== Problem to solve ==
Print every line of the listing below word for word, leaving out the pictures.

[Element position data]
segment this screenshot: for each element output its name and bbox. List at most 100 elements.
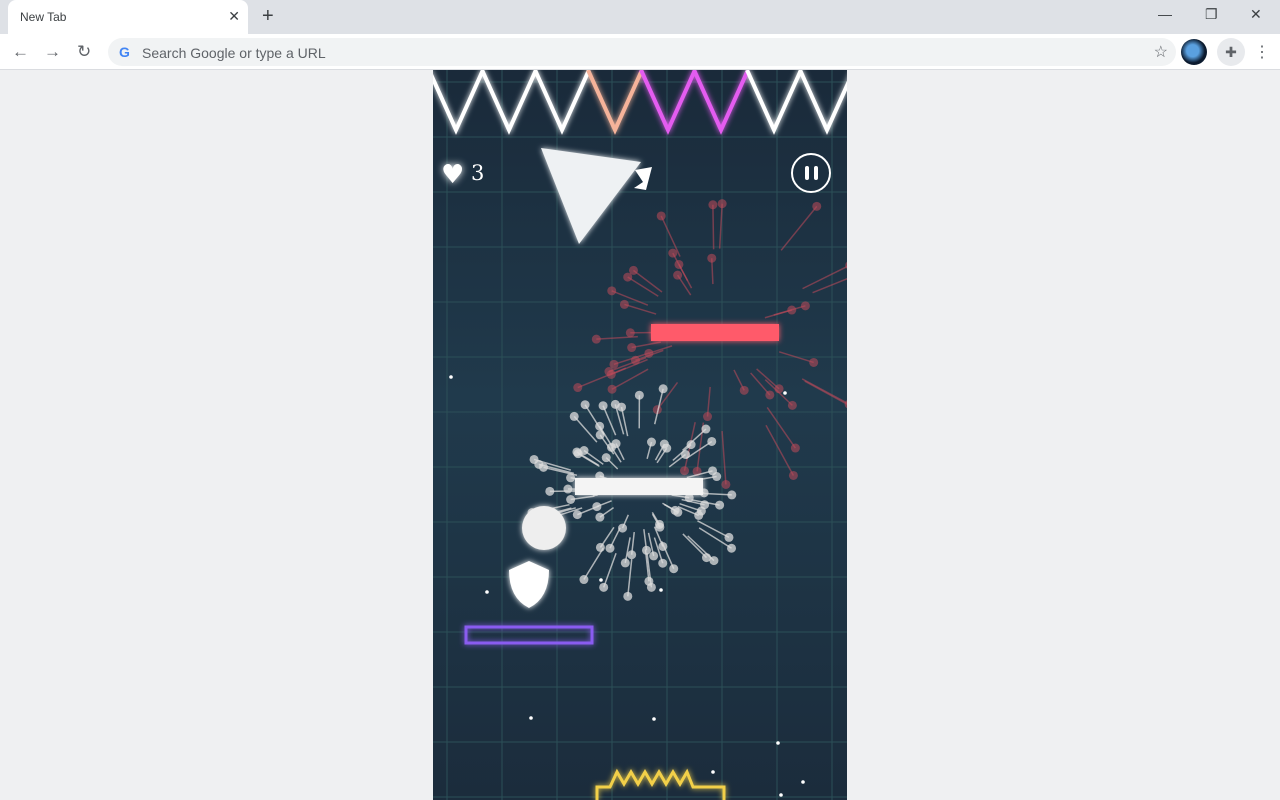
star-dot (776, 741, 780, 745)
star-dot (659, 588, 663, 592)
extensions-icon[interactable]: ✚ (1217, 38, 1245, 66)
particle (609, 359, 619, 369)
particle (579, 575, 589, 585)
particle (765, 390, 775, 400)
particle (658, 384, 668, 394)
particle (628, 265, 638, 275)
star-dot (711, 770, 715, 774)
new-tab-button[interactable]: + (262, 5, 274, 28)
particle (721, 479, 731, 489)
particle (619, 299, 629, 309)
particle (607, 384, 617, 394)
heart-icon: ♥ (441, 160, 465, 190)
particle-trail (577, 367, 627, 389)
particle (739, 385, 749, 395)
menu-icon[interactable]: ⋮ (1254, 42, 1270, 62)
particle (625, 328, 635, 338)
spike (798, 70, 847, 135)
back-icon[interactable]: ← (12, 42, 29, 62)
particle (673, 507, 683, 517)
spike (533, 70, 591, 135)
star-dot (529, 716, 533, 720)
google-icon: G (119, 44, 130, 60)
tab-title: New Tab (20, 10, 67, 24)
tab-new-tab[interactable]: New Tab ✕ (8, 0, 248, 34)
forward-icon[interactable]: → (44, 42, 61, 62)
bookmark-star-icon[interactable]: ☆ (1154, 42, 1168, 62)
particle (592, 502, 602, 512)
particle-trail (804, 380, 847, 406)
purple-platform (464, 625, 594, 645)
star-dot (652, 717, 656, 721)
particle (599, 582, 609, 592)
spike (586, 70, 644, 135)
particle (659, 439, 669, 449)
particle-trail (712, 204, 715, 250)
particle (669, 564, 679, 574)
toolbar: ← → ↻ G Search Google or type a URL ☆ ✚ … (0, 34, 1280, 70)
particle (649, 551, 659, 561)
particle (644, 576, 654, 586)
star-dot (779, 793, 783, 797)
particles (449, 199, 847, 797)
particle (654, 519, 664, 529)
profile-avatar[interactable] (1181, 39, 1207, 65)
spike (433, 70, 485, 135)
particle (680, 466, 690, 476)
particle (566, 495, 576, 505)
star-dot (485, 590, 489, 594)
particle (809, 357, 819, 367)
white-platform (575, 478, 703, 495)
particle (611, 439, 621, 449)
minimize-icon[interactable]: — (1158, 6, 1172, 22)
particle-trail (627, 276, 659, 297)
star-dot (449, 375, 453, 379)
particle (595, 542, 605, 552)
spike (745, 70, 803, 135)
particle (788, 470, 798, 480)
particle (617, 402, 627, 412)
shield-icon (509, 561, 549, 608)
omnibox[interactable]: G Search Google or type a URL ☆ (108, 38, 1176, 66)
close-window-icon[interactable]: ✕ (1250, 6, 1262, 23)
particle (709, 556, 719, 566)
pause-button[interactable] (791, 153, 831, 193)
yellow-spring-pad (595, 768, 726, 800)
particle (727, 490, 737, 500)
particle (598, 401, 608, 411)
particle (715, 500, 725, 510)
particle-trail (766, 406, 796, 449)
particle (708, 466, 718, 476)
triangle-fragment (634, 167, 652, 190)
particle (673, 270, 683, 280)
close-tab-icon[interactable]: ✕ (228, 8, 240, 25)
particle-trail (573, 415, 598, 443)
particle-trail (802, 265, 847, 290)
particle (707, 436, 717, 446)
particle (595, 421, 605, 431)
particle (812, 201, 822, 211)
particle (601, 453, 611, 463)
particle (717, 199, 727, 209)
particle (658, 558, 668, 568)
particle (707, 253, 717, 263)
restore-icon[interactable]: ❐ (1205, 6, 1218, 23)
tab-strip: New Tab ✕ + — ❐ ✕ (0, 0, 1280, 34)
reload-icon[interactable]: ↻ (77, 42, 91, 62)
particle (529, 454, 539, 464)
particle (700, 500, 710, 510)
star-dot (599, 578, 603, 582)
particle (580, 400, 590, 410)
omnibox-input[interactable]: Search Google or type a URL (142, 45, 326, 61)
particle-trail (633, 269, 663, 293)
particle (573, 383, 583, 393)
particle (563, 484, 573, 494)
lives-counter: ♥ 3 (441, 160, 484, 190)
particle (656, 211, 666, 221)
star-dot (801, 780, 805, 784)
particle (646, 437, 656, 447)
particle (569, 411, 579, 421)
particle (618, 523, 628, 533)
game-canvas[interactable]: ♥ 3 (433, 70, 847, 800)
particle (620, 558, 630, 568)
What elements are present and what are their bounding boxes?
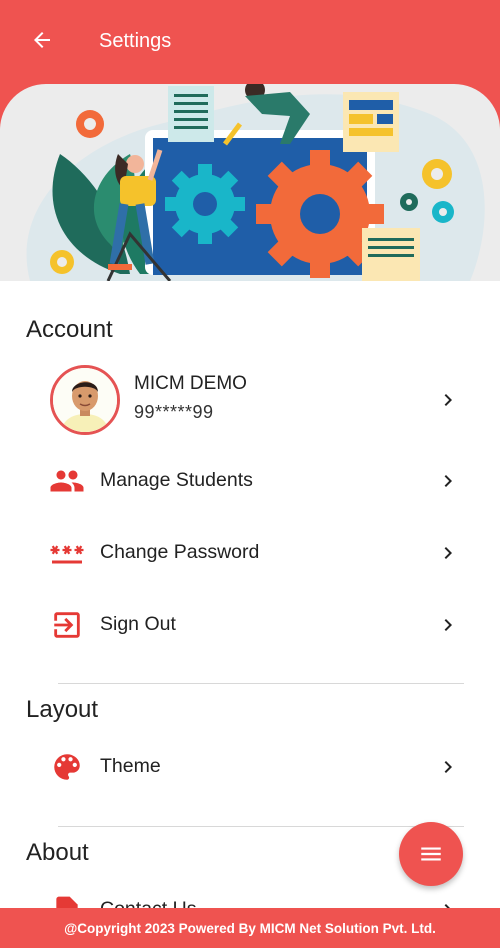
app-bar: Settings — [0, 0, 500, 84]
profile-row[interactable]: MICM DEMO 99*****99 — [0, 360, 500, 440]
footer: @Copyright 2023 Powered By MICM Net Solu… — [0, 908, 500, 948]
settings-illustration — [26, 84, 485, 281]
theme-label: Theme — [100, 755, 161, 777]
chevron-right-icon — [444, 475, 452, 487]
student-photo — [53, 368, 117, 432]
logout-icon — [48, 607, 86, 643]
hero-banner — [0, 84, 500, 281]
divider — [58, 683, 464, 684]
profile-phone: 99*****99 — [134, 402, 214, 422]
arrow-back-icon — [34, 32, 50, 48]
change-password-label: Change Password — [100, 541, 260, 563]
chevron-right-icon — [444, 394, 452, 406]
menu-fab-button[interactable] — [399, 822, 463, 886]
profile-name: MICM DEMO — [134, 373, 247, 394]
change-password-item[interactable]: Change Password — [0, 521, 500, 585]
divider — [58, 826, 464, 827]
manage-students-item[interactable]: Manage Students — [0, 449, 500, 513]
group-icon — [48, 463, 86, 499]
menu-icon — [421, 847, 441, 861]
section-account-title: Account — [26, 316, 113, 343]
manage-students-label: Manage Students — [100, 469, 253, 491]
section-layout-title: Layout — [26, 696, 99, 723]
sign-out-label: Sign Out — [100, 613, 176, 635]
page-title: Settings — [99, 30, 172, 52]
password-icon — [48, 535, 86, 571]
section-about-title: About — [26, 839, 89, 866]
sign-out-item[interactable]: Sign Out — [0, 593, 500, 657]
chevron-right-icon — [444, 547, 452, 559]
footer-copyright: @Copyright 2023 Powered By MICM Net Solu… — [64, 920, 436, 936]
avatar — [50, 365, 120, 435]
back-button[interactable] — [24, 22, 60, 58]
chevron-right-icon — [444, 619, 452, 631]
palette-icon — [48, 749, 86, 785]
theme-item[interactable]: Theme — [0, 735, 500, 799]
chevron-right-icon — [444, 761, 452, 773]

== Result ==
segment this screenshot: for each element output its name and bbox. List at most 100 elements.
star-dot (776, 741, 780, 745)
star-dot (659, 588, 663, 592)
extensions-icon[interactable]: ✚ (1217, 38, 1245, 66)
particle (609, 359, 619, 369)
particle (579, 575, 589, 585)
particle (765, 390, 775, 400)
particle (658, 384, 668, 394)
particle (628, 265, 638, 275)
star-dot (711, 770, 715, 774)
new-tab-button[interactable]: + (262, 5, 274, 28)
particle (721, 479, 731, 489)
particle (619, 299, 629, 309)
particle (607, 384, 617, 394)
heart-icon: ♥ (441, 160, 465, 190)
particle-trail (577, 367, 627, 389)
particle (739, 385, 749, 395)
menu-icon[interactable]: ⋮ (1254, 42, 1270, 62)
particle (625, 328, 635, 338)
spike (798, 70, 847, 135)
back-icon[interactable]: ← (12, 42, 29, 62)
particle (673, 507, 683, 517)
spike (533, 70, 591, 135)
star-dot (529, 716, 533, 720)
google-icon: G (119, 44, 130, 60)
tab-title: New Tab (20, 10, 67, 24)
tab-new-tab[interactable]: New Tab ✕ (8, 0, 248, 34)
forward-icon[interactable]: → (44, 42, 61, 62)
bookmark-star-icon[interactable]: ☆ (1154, 42, 1168, 62)
particle (592, 502, 602, 512)
particle-trail (804, 380, 847, 406)
purple-platform (464, 625, 594, 645)
star-dot (652, 717, 656, 721)
particle (599, 582, 609, 592)
spike (586, 70, 644, 135)
particle (659, 439, 669, 449)
particle-trail (712, 204, 715, 250)
particle (669, 564, 679, 574)
toolbar: ← → ↻ G Search Google or type a URL ☆ ✚ … (0, 34, 1280, 70)
particle (649, 551, 659, 561)
particle (644, 576, 654, 586)
star-dot (779, 793, 783, 797)
particles (449, 199, 847, 797)
particle (654, 519, 664, 529)
profile-avatar[interactable] (1181, 39, 1207, 65)
spike (433, 70, 485, 135)
particle (680, 466, 690, 476)
particle (566, 495, 576, 505)
star-dot (485, 590, 489, 594)
particle (809, 357, 819, 367)
white-platform (575, 478, 703, 495)
particle (611, 439, 621, 449)
minimize-icon[interactable]: — (1158, 6, 1172, 22)
particle-trail (627, 276, 659, 297)
star-dot (449, 375, 453, 379)
particle (595, 542, 605, 552)
spike (745, 70, 803, 135)
particle (788, 470, 798, 480)
particle (617, 402, 627, 412)
shield-icon (509, 561, 549, 608)
omnibox[interactable]: G Search Google or type a URL ☆ (108, 38, 1176, 66)
close-window-icon[interactable]: ✕ (1250, 6, 1262, 23)
particle (709, 556, 719, 566)
pause-button[interactable] (791, 153, 831, 193)
yellow-spring-pad (595, 768, 726, 800)
particle (727, 490, 737, 500)
particle (598, 401, 608, 411)
particle (715, 500, 725, 510)
particle-trail (766, 406, 796, 449)
particle (708, 466, 718, 476)
triangle-fragment (634, 167, 652, 190)
particle (673, 270, 683, 280)
close-tab-icon[interactable]: ✕ (228, 8, 240, 25)
particle-trail (573, 415, 598, 443)
particle-trail (802, 265, 847, 290)
particle (707, 436, 717, 446)
particle (595, 421, 605, 431)
particle (812, 201, 822, 211)
particle (601, 453, 611, 463)
particle (717, 199, 727, 209)
particle (658, 558, 668, 568)
particle (707, 253, 717, 263)
restore-icon[interactable]: ❐ (1205, 6, 1218, 23)
tab-strip: New Tab ✕ + — ❐ ✕ (0, 0, 1280, 34)
reload-icon[interactable]: ↻ (77, 42, 91, 62)
particle (529, 454, 539, 464)
particle (700, 500, 710, 510)
star-dot (599, 578, 603, 582)
particle (580, 400, 590, 410)
omnibox-input[interactable]: Search Google or type a URL (142, 45, 326, 61)
particle-trail (633, 269, 663, 293)
particle (573, 383, 583, 393)
particle (563, 484, 573, 494)
lives-counter: ♥ 3 (441, 160, 484, 190)
particle (656, 211, 666, 221)
star-dot (801, 780, 805, 784)
particle (646, 437, 656, 447)
particle (569, 411, 579, 421)
particle (618, 523, 628, 533)
game-canvas[interactable]: ♥ 3 (433, 70, 847, 800)
particle (620, 558, 630, 568)
What elements are present and what are their bounding boxes?
app-bar: Settings — [0, 0, 500, 84]
profile-row[interactable]: MICM DEMO 99*****99 — [0, 360, 500, 440]
footer: @Copyright 2023 Powered By MICM Net Solu… — [0, 908, 500, 948]
settings-illustration — [26, 84, 485, 281]
theme-label: Theme — [100, 755, 161, 777]
chevron-right-icon — [444, 475, 452, 487]
student-photo — [53, 368, 117, 432]
logout-icon — [48, 607, 86, 643]
hero-banner — [0, 84, 500, 281]
divider — [58, 683, 464, 684]
profile-phone: 99*****99 — [134, 402, 214, 422]
arrow-back-icon — [34, 32, 50, 48]
change-password-label: Change Password — [100, 541, 260, 563]
chevron-right-icon — [444, 394, 452, 406]
menu-fab-button[interactable] — [399, 822, 463, 886]
profile-name: MICM DEMO — [134, 373, 247, 394]
change-password-item[interactable]: Change Password — [0, 521, 500, 585]
divider — [58, 826, 464, 827]
manage-students-item[interactable]: Manage Students — [0, 449, 500, 513]
group-icon — [48, 463, 86, 499]
menu-icon — [421, 847, 441, 861]
section-account-title: Account — [26, 316, 113, 343]
manage-students-label: Manage Students — [100, 469, 253, 491]
section-layout-title: Layout — [26, 696, 99, 723]
sign-out-label: Sign Out — [100, 613, 176, 635]
page-title: Settings — [99, 30, 172, 52]
password-icon — [48, 535, 86, 571]
section-about-title: About — [26, 839, 89, 866]
sign-out-item[interactable]: Sign Out — [0, 593, 500, 657]
chevron-right-icon — [444, 547, 452, 559]
footer-copyright: @Copyright 2023 Powered By MICM Net Solu… — [64, 920, 436, 936]
avatar — [50, 365, 120, 435]
back-button[interactable] — [24, 22, 60, 58]
chevron-right-icon — [444, 619, 452, 631]
palette-icon — [48, 749, 86, 785]
theme-item[interactable]: Theme — [0, 735, 500, 799]
chevron-right-icon — [444, 761, 452, 773]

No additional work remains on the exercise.